Supplied records:
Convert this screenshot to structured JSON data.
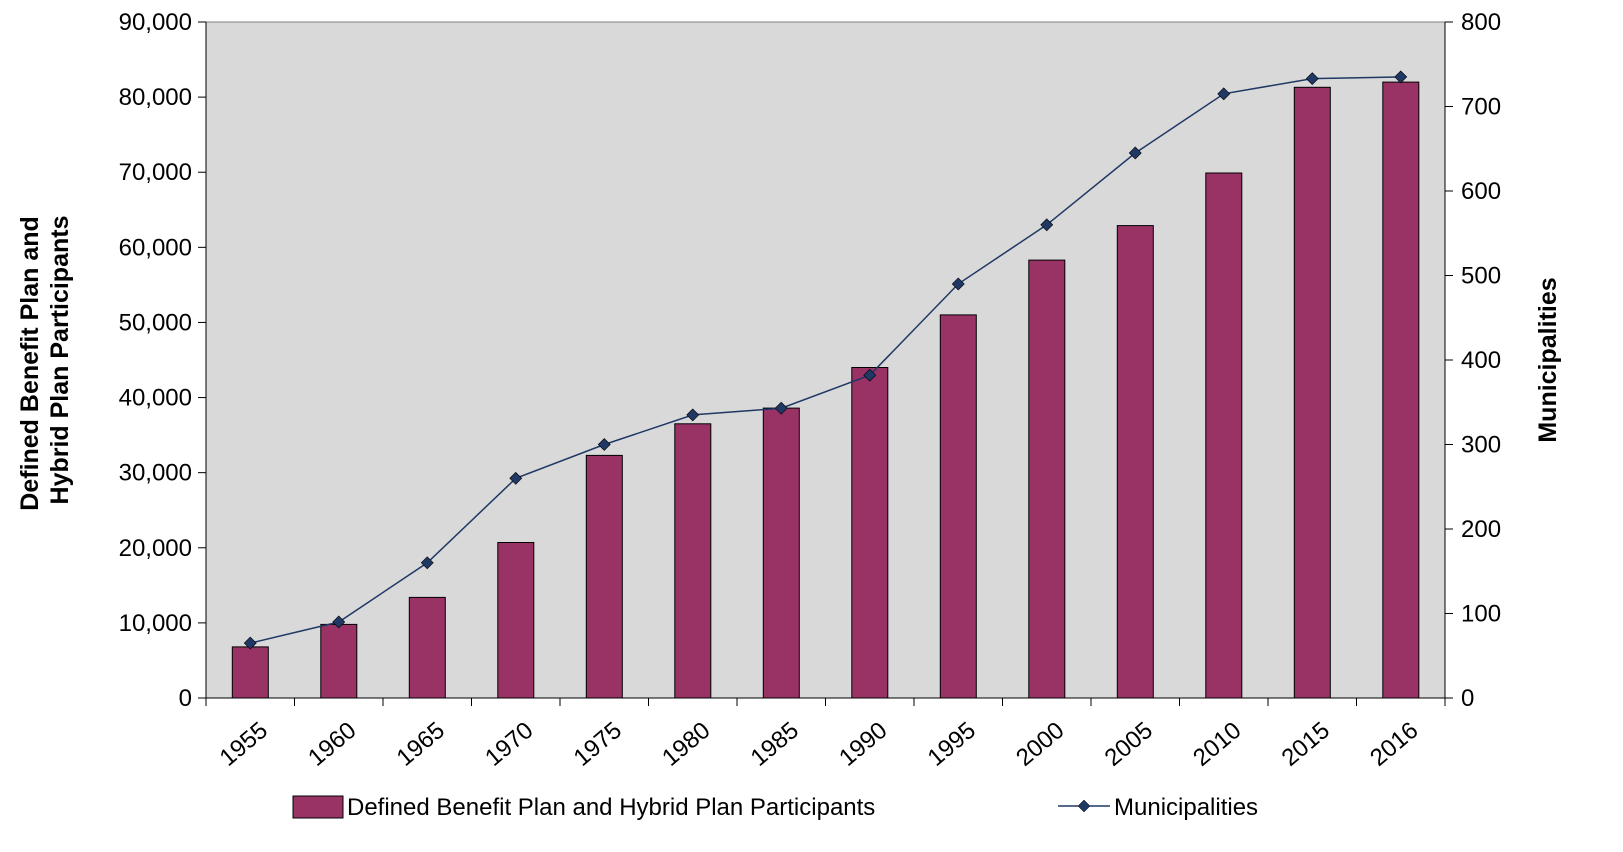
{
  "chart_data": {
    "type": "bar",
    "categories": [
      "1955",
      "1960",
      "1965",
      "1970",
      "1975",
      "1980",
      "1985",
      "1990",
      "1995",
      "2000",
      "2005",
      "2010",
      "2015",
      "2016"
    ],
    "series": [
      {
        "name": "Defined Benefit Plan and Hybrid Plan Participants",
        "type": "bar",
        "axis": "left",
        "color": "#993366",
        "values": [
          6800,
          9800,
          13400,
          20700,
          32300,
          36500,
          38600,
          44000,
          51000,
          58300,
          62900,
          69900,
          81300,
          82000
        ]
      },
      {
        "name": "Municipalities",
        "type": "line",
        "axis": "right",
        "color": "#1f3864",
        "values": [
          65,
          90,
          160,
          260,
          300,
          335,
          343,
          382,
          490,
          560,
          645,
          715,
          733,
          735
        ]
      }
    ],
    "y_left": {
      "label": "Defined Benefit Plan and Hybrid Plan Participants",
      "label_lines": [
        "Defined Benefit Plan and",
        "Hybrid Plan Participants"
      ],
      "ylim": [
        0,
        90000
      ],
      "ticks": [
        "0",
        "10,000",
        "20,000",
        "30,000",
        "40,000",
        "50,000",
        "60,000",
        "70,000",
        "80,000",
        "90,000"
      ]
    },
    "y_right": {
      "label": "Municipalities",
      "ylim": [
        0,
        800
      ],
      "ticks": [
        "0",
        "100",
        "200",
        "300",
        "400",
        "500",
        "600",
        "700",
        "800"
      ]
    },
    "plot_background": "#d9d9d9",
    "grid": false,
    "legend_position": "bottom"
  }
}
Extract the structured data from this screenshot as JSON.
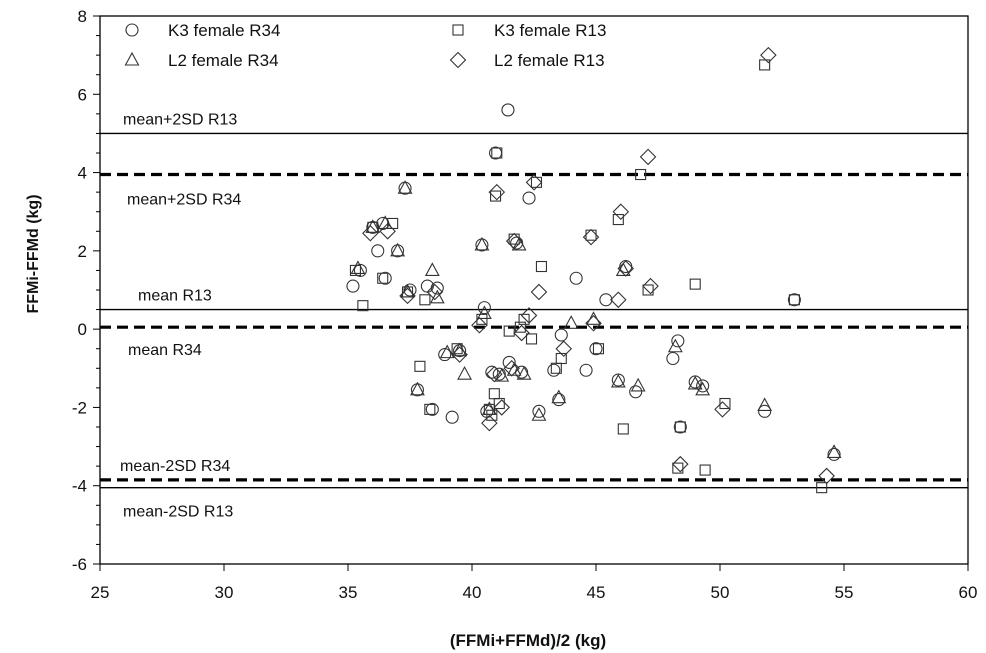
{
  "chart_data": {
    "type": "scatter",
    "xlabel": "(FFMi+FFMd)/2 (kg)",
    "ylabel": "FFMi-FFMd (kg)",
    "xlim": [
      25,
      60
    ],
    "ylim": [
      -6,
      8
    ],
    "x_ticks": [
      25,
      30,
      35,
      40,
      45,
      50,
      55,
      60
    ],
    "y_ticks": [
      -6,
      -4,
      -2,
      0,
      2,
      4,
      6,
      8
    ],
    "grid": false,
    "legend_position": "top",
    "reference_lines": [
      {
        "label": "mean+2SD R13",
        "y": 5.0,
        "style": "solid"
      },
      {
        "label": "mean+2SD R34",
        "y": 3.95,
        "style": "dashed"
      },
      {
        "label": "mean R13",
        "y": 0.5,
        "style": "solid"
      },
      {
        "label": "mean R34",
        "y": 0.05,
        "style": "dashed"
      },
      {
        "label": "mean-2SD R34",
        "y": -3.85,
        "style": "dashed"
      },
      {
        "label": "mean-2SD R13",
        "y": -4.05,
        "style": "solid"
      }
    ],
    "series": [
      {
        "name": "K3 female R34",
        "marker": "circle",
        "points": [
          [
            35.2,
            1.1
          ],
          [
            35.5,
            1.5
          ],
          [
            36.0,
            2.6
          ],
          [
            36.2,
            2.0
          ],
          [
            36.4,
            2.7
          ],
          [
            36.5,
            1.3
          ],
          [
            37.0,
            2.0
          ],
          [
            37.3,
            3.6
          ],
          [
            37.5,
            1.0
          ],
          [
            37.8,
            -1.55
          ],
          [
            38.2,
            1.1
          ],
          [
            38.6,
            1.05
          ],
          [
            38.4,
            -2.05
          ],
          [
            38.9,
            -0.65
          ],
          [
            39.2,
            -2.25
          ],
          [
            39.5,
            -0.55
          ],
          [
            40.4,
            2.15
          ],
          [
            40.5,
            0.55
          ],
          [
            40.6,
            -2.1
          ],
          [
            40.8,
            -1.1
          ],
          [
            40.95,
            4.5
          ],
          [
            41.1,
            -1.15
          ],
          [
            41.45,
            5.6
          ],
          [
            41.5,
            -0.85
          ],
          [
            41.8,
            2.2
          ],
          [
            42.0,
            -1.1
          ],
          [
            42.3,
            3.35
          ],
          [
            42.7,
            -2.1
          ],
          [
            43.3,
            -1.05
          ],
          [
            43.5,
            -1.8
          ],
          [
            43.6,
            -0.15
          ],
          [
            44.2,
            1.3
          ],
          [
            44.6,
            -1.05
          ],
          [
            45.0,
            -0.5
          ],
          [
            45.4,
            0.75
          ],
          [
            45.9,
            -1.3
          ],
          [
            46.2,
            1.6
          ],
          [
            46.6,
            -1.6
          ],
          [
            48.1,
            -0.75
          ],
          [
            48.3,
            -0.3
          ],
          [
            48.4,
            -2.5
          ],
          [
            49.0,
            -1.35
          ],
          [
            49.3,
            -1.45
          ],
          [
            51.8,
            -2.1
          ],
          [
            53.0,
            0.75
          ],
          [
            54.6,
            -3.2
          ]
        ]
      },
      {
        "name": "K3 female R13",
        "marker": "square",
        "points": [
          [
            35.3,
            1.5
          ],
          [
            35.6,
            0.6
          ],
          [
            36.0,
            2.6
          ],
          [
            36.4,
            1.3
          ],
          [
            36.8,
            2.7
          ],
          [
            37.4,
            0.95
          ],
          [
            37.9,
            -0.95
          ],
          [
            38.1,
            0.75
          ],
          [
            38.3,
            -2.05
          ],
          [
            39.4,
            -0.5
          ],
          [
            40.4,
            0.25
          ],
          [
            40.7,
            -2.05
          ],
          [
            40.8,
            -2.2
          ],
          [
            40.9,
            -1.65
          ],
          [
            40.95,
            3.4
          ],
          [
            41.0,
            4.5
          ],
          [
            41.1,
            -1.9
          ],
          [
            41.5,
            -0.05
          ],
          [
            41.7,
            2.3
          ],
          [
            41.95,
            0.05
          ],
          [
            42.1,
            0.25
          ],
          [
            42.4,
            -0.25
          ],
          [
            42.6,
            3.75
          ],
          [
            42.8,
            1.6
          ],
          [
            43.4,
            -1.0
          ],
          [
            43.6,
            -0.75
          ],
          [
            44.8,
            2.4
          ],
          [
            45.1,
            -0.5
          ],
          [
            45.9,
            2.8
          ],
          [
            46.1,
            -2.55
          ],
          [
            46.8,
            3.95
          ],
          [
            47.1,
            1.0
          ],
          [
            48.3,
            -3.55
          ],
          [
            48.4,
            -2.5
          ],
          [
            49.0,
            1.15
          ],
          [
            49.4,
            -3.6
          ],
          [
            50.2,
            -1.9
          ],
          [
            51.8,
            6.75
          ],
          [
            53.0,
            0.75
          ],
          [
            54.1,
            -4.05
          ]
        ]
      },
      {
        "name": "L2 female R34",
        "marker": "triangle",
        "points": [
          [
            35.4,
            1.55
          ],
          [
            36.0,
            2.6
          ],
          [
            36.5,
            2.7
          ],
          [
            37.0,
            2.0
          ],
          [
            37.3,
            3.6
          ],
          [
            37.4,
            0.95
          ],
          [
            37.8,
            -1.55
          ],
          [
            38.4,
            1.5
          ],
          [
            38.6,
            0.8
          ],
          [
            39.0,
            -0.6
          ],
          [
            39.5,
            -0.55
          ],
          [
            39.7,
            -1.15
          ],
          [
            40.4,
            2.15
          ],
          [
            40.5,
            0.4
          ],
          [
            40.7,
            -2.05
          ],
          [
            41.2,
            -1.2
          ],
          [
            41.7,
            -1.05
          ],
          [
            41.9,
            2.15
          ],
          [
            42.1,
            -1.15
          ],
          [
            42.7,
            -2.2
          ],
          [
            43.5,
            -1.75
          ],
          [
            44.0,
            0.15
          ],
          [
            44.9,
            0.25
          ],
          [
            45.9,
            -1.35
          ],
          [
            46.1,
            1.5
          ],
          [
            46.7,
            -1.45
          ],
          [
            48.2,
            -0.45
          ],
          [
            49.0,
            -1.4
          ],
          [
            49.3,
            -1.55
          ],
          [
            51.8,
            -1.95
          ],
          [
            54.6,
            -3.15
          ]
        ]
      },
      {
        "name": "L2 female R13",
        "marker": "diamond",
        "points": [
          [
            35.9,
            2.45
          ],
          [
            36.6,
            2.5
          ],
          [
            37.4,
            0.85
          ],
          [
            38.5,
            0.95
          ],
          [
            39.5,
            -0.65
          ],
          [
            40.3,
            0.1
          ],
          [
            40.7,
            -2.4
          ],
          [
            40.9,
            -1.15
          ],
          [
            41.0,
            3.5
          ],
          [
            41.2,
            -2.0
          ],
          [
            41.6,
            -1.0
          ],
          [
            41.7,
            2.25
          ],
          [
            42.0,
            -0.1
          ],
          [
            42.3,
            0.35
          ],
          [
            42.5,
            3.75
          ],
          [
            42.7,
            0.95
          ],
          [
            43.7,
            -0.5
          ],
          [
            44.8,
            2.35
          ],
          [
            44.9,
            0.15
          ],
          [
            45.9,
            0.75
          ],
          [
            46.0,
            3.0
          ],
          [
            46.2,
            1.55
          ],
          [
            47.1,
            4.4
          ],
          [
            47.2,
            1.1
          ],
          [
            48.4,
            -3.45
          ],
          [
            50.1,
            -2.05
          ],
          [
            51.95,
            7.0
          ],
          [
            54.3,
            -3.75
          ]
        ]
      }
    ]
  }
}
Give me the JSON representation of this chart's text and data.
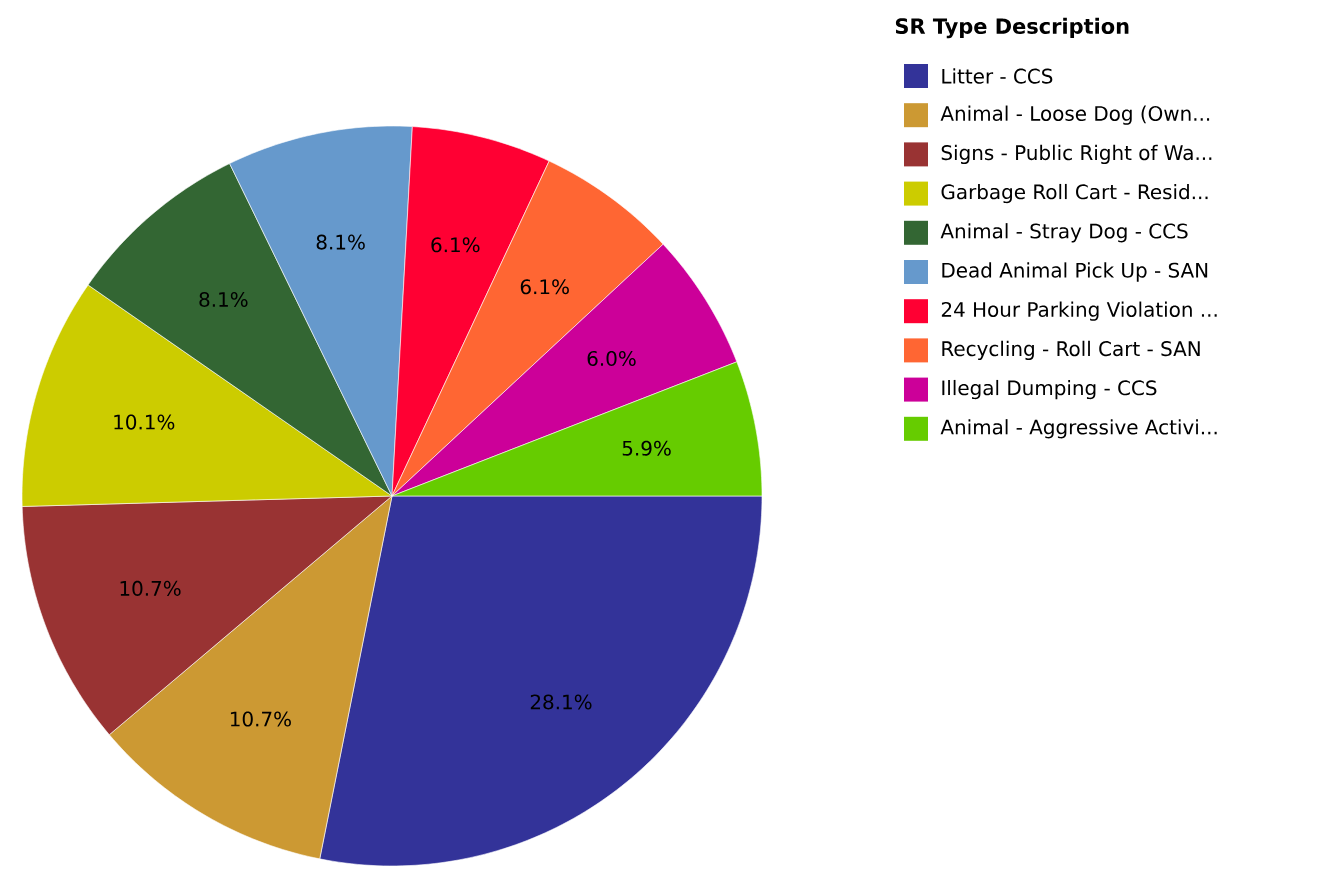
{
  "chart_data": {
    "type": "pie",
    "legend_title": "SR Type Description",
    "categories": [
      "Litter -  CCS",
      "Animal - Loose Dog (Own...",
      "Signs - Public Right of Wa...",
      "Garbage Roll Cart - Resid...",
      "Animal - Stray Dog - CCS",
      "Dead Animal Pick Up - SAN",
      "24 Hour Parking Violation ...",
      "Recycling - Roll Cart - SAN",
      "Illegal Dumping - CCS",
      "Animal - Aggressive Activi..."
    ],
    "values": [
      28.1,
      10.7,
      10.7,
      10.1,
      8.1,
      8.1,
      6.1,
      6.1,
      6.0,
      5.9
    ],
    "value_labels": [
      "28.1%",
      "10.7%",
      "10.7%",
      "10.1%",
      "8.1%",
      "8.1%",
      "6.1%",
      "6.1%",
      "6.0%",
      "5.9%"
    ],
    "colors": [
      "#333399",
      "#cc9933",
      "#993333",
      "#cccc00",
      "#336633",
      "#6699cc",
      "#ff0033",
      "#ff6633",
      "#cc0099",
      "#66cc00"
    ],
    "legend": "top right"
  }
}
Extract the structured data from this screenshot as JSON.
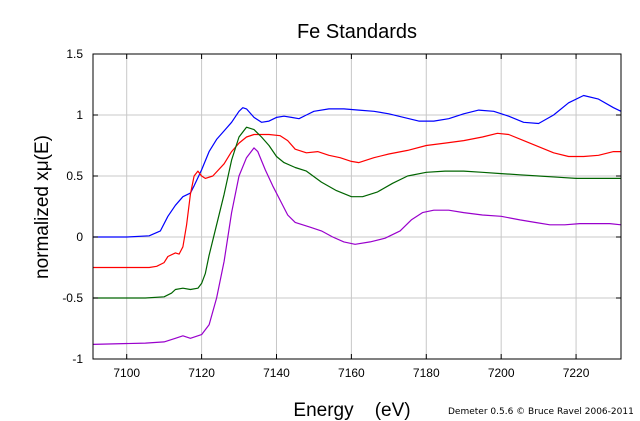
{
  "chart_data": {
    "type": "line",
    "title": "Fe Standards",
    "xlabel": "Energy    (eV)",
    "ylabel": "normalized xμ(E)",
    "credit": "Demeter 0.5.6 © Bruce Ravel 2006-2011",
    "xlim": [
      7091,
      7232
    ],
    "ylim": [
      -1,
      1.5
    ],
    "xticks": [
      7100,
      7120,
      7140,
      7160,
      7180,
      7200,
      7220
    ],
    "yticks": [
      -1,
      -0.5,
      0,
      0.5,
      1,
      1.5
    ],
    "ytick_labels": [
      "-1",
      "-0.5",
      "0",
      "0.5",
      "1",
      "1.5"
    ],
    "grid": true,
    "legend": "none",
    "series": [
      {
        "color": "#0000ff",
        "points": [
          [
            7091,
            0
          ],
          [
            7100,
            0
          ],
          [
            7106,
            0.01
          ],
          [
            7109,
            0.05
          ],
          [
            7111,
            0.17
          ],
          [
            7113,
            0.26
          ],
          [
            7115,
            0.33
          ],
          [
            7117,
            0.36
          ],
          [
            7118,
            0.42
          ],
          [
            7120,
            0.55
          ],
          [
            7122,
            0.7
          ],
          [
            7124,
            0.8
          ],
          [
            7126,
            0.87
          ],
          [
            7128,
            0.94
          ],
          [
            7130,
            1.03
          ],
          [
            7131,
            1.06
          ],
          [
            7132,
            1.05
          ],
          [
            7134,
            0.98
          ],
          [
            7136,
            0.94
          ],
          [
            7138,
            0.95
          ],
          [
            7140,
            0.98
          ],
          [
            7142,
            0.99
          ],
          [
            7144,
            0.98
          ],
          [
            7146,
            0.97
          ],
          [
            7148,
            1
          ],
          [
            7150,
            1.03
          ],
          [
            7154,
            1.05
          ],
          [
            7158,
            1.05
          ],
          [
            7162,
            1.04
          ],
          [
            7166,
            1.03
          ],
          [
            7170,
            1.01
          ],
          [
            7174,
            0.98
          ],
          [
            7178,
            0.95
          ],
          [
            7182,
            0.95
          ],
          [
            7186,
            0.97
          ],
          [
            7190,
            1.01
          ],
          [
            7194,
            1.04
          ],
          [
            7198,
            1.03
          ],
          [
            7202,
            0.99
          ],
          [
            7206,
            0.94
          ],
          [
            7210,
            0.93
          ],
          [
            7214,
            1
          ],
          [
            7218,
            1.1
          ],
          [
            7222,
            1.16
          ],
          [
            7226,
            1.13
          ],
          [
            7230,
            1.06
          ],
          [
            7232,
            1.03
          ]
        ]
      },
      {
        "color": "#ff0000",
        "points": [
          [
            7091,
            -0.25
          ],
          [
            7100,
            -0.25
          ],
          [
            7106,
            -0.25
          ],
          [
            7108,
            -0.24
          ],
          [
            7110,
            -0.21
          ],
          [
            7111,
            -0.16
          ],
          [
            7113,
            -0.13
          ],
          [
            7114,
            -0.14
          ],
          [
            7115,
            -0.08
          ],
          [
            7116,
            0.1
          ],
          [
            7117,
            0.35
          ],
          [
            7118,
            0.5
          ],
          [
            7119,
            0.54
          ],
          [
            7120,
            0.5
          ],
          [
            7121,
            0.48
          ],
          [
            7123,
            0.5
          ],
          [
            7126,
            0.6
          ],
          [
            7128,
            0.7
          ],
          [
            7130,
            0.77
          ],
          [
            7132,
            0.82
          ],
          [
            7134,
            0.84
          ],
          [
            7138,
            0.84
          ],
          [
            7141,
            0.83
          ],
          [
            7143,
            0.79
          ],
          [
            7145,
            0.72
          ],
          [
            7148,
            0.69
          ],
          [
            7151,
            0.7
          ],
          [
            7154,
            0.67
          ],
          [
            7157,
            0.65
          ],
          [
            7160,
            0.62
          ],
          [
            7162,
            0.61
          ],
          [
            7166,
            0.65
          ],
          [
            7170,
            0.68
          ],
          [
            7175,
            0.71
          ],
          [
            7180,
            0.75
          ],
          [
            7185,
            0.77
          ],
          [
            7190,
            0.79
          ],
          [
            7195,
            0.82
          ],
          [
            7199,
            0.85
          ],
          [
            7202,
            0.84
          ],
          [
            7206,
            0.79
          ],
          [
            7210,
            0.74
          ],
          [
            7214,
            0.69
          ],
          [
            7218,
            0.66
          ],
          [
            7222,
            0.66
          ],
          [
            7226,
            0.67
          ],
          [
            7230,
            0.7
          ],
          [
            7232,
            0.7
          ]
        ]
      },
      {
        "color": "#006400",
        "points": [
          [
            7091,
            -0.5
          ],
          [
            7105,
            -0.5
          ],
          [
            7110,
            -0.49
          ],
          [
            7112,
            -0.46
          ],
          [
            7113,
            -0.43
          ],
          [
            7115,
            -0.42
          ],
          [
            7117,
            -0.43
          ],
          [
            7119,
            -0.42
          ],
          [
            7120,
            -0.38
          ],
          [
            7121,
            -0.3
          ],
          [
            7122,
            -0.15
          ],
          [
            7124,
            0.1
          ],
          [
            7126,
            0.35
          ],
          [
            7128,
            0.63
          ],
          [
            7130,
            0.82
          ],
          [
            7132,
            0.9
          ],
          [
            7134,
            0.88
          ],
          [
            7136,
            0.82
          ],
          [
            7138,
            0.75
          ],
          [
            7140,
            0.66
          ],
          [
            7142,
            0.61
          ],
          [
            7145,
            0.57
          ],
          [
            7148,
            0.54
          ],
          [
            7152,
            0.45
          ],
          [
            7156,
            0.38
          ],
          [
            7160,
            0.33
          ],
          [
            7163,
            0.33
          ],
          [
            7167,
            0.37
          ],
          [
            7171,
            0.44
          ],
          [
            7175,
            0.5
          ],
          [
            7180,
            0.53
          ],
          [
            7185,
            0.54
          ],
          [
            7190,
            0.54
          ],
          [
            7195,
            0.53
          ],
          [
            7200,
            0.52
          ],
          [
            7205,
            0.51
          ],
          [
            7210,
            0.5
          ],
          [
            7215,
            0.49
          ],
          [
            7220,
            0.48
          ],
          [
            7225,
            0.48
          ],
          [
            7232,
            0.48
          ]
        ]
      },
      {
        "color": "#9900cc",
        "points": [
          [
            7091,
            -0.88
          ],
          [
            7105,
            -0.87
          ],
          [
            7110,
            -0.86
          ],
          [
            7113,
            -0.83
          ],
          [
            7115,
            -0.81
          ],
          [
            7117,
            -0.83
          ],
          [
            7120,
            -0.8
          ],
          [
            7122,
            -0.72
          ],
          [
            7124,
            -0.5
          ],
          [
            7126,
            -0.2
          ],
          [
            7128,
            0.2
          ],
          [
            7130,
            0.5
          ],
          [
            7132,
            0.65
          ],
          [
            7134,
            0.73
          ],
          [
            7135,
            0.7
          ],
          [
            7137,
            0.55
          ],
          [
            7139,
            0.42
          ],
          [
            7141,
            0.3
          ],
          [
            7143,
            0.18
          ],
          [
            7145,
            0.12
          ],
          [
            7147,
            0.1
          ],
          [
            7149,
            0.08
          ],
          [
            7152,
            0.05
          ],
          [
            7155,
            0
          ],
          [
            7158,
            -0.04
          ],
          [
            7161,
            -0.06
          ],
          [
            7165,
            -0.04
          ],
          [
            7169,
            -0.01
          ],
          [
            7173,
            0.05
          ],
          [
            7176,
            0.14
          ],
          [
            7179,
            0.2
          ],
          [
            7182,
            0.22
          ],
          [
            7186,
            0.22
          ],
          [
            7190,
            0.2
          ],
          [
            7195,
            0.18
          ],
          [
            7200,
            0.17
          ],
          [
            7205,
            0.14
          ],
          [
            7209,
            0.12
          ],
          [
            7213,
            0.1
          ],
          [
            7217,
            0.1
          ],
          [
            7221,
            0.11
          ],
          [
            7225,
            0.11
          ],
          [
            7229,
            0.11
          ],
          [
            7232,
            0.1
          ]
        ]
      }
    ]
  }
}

Task details:
What is the number of lines containing "Defined"? Give that number only.

Answer:
3